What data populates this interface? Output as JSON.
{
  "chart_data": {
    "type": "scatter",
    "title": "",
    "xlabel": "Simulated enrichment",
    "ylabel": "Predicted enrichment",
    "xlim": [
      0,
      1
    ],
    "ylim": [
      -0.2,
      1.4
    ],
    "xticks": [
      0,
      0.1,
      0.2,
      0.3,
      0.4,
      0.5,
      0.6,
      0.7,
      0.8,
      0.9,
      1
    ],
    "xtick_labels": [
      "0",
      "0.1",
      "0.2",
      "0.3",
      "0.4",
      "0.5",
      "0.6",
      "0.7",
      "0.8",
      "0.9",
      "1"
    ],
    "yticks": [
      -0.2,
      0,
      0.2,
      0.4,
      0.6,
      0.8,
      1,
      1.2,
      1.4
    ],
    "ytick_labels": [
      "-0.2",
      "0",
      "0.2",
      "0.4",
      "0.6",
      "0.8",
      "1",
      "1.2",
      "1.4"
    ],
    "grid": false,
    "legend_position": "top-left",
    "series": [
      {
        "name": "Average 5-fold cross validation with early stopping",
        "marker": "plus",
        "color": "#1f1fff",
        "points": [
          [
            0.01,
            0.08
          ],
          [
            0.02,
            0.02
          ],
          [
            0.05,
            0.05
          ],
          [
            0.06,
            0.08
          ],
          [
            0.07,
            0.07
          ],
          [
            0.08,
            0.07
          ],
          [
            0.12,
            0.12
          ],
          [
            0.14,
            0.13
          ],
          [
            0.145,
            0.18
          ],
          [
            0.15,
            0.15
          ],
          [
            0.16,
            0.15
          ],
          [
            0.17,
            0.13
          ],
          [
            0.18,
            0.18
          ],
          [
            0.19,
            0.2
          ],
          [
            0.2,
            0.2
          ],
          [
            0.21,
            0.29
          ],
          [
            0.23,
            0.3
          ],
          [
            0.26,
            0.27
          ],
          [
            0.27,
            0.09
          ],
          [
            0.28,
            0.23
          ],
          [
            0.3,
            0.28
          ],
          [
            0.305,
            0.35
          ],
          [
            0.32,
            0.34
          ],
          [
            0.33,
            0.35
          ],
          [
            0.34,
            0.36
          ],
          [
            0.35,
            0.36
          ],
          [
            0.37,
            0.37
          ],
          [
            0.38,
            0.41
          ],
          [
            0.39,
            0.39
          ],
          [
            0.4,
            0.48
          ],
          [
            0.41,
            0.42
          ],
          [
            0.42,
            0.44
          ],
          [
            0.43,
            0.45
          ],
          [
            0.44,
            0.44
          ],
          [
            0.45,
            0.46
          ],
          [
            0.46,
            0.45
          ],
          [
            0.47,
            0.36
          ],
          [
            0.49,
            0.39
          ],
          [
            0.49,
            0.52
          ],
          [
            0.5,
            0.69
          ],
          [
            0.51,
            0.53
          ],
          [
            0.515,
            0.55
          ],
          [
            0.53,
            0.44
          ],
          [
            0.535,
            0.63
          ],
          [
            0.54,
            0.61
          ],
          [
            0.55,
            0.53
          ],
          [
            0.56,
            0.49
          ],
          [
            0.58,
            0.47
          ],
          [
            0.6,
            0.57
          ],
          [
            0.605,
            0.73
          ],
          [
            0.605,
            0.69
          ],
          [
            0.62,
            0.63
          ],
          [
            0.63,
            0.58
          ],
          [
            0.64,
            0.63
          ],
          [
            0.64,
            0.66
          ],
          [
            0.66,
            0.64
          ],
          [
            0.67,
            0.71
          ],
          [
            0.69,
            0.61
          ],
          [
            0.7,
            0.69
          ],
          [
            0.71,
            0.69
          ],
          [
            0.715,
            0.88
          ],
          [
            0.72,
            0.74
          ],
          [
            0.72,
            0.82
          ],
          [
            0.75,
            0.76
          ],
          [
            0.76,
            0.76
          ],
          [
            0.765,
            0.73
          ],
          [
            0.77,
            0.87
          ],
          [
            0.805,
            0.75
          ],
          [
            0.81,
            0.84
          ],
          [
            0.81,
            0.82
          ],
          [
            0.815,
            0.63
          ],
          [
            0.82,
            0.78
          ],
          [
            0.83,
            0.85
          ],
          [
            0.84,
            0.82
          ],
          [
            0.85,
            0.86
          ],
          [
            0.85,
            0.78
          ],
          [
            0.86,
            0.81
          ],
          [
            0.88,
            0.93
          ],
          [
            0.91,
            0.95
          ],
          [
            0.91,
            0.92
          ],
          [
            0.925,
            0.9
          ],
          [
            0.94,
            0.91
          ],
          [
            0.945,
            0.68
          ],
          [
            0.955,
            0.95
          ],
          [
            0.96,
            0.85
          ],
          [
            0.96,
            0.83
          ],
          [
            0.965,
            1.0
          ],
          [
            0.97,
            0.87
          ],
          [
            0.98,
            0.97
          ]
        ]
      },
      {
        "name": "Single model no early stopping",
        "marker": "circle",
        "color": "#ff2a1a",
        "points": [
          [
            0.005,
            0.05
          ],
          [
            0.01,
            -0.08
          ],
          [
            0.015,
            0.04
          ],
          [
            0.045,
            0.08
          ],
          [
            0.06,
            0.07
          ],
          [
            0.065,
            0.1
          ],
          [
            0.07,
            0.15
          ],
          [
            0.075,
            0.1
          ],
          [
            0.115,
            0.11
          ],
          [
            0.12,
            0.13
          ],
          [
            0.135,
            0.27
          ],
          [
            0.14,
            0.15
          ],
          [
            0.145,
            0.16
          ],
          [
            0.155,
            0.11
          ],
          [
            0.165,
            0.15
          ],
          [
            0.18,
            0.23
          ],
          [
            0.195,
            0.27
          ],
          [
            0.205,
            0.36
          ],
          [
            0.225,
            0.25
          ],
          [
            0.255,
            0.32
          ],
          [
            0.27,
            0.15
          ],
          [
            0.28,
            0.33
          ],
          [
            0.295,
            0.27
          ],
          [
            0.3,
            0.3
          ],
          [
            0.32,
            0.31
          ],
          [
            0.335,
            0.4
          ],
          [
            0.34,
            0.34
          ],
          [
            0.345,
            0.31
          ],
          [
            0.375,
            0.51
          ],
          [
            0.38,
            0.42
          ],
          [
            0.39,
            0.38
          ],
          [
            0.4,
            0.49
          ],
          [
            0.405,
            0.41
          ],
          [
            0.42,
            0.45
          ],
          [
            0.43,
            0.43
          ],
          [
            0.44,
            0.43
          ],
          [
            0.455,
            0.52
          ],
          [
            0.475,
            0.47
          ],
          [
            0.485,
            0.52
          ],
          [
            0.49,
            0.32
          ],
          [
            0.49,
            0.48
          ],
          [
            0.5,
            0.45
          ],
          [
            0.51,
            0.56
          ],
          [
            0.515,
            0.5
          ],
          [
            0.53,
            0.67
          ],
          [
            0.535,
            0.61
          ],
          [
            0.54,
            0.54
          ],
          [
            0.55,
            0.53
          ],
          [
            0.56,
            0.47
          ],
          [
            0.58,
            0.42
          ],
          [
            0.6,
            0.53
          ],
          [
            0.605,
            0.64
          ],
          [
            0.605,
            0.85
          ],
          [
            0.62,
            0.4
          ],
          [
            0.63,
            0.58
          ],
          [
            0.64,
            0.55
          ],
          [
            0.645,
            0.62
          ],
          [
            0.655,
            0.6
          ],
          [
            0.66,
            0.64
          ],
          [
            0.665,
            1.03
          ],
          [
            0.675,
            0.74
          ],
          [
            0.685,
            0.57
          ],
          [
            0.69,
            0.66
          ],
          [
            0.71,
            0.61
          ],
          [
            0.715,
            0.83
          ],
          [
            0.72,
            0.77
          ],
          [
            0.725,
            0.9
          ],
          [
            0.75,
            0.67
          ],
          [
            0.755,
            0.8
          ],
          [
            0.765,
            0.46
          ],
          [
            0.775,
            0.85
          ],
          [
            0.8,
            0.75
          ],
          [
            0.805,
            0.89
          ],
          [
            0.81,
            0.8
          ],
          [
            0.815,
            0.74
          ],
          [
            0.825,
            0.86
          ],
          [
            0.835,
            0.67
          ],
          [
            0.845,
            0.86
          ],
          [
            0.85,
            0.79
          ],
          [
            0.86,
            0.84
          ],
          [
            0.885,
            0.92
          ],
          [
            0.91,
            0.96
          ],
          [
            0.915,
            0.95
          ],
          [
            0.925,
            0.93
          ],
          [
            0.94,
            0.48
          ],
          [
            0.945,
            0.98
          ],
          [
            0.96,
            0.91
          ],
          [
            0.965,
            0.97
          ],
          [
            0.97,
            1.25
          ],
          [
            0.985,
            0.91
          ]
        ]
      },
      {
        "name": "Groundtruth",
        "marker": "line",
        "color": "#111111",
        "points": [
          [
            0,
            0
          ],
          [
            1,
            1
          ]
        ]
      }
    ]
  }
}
◆ ◆ ◆ ◆ ◆ ◆ ◆
STATED GOAL – Find the string "name" in the listing and return every line that holds it.

RESULT –
        "name": "Average 5-fold cross validation with early stopping",
        "name": "Single model no early stopping",
        "name": "Groundtruth",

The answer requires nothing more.